#### WHAT YOU HAVE TO DO
Retype the whole listing below, character for character.
START
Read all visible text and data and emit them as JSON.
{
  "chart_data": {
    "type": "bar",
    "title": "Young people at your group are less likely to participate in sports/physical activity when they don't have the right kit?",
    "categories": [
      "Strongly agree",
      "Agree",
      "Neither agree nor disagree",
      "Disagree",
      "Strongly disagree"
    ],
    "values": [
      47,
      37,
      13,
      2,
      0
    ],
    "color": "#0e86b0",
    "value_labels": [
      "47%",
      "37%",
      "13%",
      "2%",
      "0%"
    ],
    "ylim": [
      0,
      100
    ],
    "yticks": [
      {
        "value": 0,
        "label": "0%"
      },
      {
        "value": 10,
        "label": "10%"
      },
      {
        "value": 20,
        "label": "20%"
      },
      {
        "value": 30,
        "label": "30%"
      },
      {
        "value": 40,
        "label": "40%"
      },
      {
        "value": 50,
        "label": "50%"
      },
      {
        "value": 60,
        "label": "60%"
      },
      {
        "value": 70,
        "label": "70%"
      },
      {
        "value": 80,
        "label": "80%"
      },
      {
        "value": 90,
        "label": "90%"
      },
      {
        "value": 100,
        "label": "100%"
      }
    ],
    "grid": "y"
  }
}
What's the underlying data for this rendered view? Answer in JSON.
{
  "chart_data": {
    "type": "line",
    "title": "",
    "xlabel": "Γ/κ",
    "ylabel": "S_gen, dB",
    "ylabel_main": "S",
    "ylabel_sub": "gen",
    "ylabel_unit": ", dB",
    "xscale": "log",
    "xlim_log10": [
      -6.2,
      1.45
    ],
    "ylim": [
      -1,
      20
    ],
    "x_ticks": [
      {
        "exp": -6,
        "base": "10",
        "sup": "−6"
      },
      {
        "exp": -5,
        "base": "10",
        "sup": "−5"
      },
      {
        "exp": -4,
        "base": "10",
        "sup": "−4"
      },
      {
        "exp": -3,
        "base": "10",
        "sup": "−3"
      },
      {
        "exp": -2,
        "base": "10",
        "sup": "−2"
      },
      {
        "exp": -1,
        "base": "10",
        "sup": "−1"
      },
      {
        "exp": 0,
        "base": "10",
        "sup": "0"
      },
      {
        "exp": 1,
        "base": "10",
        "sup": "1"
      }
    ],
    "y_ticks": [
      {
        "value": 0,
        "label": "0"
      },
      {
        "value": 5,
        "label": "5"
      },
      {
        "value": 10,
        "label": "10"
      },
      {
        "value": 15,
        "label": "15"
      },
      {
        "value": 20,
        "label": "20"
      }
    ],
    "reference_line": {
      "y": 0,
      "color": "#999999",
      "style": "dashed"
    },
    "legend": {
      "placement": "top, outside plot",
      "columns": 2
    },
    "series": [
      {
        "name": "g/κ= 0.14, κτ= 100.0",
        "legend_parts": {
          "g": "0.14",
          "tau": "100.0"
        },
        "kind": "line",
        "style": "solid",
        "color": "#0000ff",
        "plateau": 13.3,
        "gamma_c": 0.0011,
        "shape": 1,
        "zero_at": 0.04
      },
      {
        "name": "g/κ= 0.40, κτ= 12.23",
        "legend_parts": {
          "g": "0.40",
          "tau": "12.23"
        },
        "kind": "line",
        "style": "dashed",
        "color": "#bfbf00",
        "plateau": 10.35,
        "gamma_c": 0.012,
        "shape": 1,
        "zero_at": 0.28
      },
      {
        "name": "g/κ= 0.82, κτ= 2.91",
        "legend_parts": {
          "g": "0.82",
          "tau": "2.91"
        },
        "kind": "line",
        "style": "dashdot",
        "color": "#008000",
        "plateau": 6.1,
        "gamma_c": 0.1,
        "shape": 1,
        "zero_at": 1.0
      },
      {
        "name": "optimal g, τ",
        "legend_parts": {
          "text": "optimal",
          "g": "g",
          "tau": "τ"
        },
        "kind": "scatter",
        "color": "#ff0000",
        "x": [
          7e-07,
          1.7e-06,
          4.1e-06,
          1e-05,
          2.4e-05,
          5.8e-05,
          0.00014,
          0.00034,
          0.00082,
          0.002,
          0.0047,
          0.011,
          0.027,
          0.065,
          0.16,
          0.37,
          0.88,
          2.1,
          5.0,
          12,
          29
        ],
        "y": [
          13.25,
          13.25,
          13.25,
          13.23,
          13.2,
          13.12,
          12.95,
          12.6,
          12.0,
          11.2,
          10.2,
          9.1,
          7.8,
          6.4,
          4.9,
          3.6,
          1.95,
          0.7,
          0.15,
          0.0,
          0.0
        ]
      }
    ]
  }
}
END
#### RESULT
Read all visible text and data and emit them as JSON.
{
  "chart_data": {
    "type": "bar",
    "title": "Young people at your group are less likely to participate in sports/physical activity when they don't have the right kit?",
    "categories": [
      "Strongly agree",
      "Agree",
      "Neither agree nor disagree",
      "Disagree",
      "Strongly disagree"
    ],
    "values": [
      47,
      37,
      13,
      2,
      0
    ],
    "color": "#0e86b0",
    "value_labels": [
      "47%",
      "37%",
      "13%",
      "2%",
      "0%"
    ],
    "ylim": [
      0,
      100
    ],
    "yticks": [
      {
        "value": 0,
        "label": "0%"
      },
      {
        "value": 10,
        "label": "10%"
      },
      {
        "value": 20,
        "label": "20%"
      },
      {
        "value": 30,
        "label": "30%"
      },
      {
        "value": 40,
        "label": "40%"
      },
      {
        "value": 50,
        "label": "50%"
      },
      {
        "value": 60,
        "label": "60%"
      },
      {
        "value": 70,
        "label": "70%"
      },
      {
        "value": 80,
        "label": "80%"
      },
      {
        "value": 90,
        "label": "90%"
      },
      {
        "value": 100,
        "label": "100%"
      }
    ],
    "grid": "y"
  }
}
What's the underlying data for this rendered view? Answer in JSON.
{
  "chart_data": {
    "type": "line",
    "title": "",
    "xlabel": "Γ/κ",
    "ylabel": "S_gen, dB",
    "ylabel_main": "S",
    "ylabel_sub": "gen",
    "ylabel_unit": ", dB",
    "xscale": "log",
    "xlim_log10": [
      -6.2,
      1.45
    ],
    "ylim": [
      -1,
      20
    ],
    "x_ticks": [
      {
        "exp": -6,
        "base": "10",
        "sup": "−6"
      },
      {
        "exp": -5,
        "base": "10",
        "sup": "−5"
      },
      {
        "exp": -4,
        "base": "10",
        "sup": "−4"
      },
      {
        "exp": -3,
        "base": "10",
        "sup": "−3"
      },
      {
        "exp": -2,
        "base": "10",
        "sup": "−2"
      },
      {
        "exp": -1,
        "base": "10",
        "sup": "−1"
      },
      {
        "exp": 0,
        "base": "10",
        "sup": "0"
      },
      {
        "exp": 1,
        "base": "10",
        "sup": "1"
      }
    ],
    "y_ticks": [
      {
        "value": 0,
        "label": "0"
      },
      {
        "value": 5,
        "label": "5"
      },
      {
        "value": 10,
        "label": "10"
      },
      {
        "value": 15,
        "label": "15"
      },
      {
        "value": 20,
        "label": "20"
      }
    ],
    "reference_line": {
      "y": 0,
      "color": "#999999",
      "style": "dashed"
    },
    "legend": {
      "placement": "top, outside plot",
      "columns": 2
    },
    "series": [
      {
        "name": "g/κ= 0.14, κτ= 100.0",
        "legend_parts": {
          "g": "0.14",
          "tau": "100.0"
        },
        "kind": "line",
        "style": "solid",
        "color": "#0000ff",
        "plateau": 13.3,
        "gamma_c": 0.0011,
        "shape": 1,
        "zero_at": 0.04
      },
      {
        "name": "g/κ= 0.40, κτ= 12.23",
        "legend_parts": {
          "g": "0.40",
          "tau": "12.23"
        },
        "kind": "line",
        "style": "dashed",
        "color": "#bfbf00",
        "plateau": 10.35,
        "gamma_c": 0.012,
        "shape": 1,
        "zero_at": 0.28
      },
      {
        "name": "g/κ= 0.82, κτ= 2.91",
        "legend_parts": {
          "g": "0.82",
          "tau": "2.91"
        },
        "kind": "line",
        "style": "dashdot",
        "color": "#008000",
        "plateau": 6.1,
        "gamma_c": 0.1,
        "shape": 1,
        "zero_at": 1.0
      },
      {
        "name": "optimal g, τ",
        "legend_parts": {
          "text": "optimal",
          "g": "g",
          "tau": "τ"
        },
        "kind": "scatter",
        "color": "#ff0000",
        "x": [
          7e-07,
          1.7e-06,
          4.1e-06,
          1e-05,
          2.4e-05,
          5.8e-05,
          0.00014,
          0.00034,
          0.00082,
          0.002,
          0.0047,
          0.011,
          0.027,
          0.065,
          0.16,
          0.37,
          0.88,
          2.1,
          5.0,
          12,
          29
        ],
        "y": [
          13.25,
          13.25,
          13.25,
          13.23,
          13.2,
          13.12,
          12.95,
          12.6,
          12.0,
          11.2,
          10.2,
          9.1,
          7.8,
          6.4,
          4.9,
          3.6,
          1.95,
          0.7,
          0.15,
          0.0,
          0.0
        ]
      }
    ]
  }
}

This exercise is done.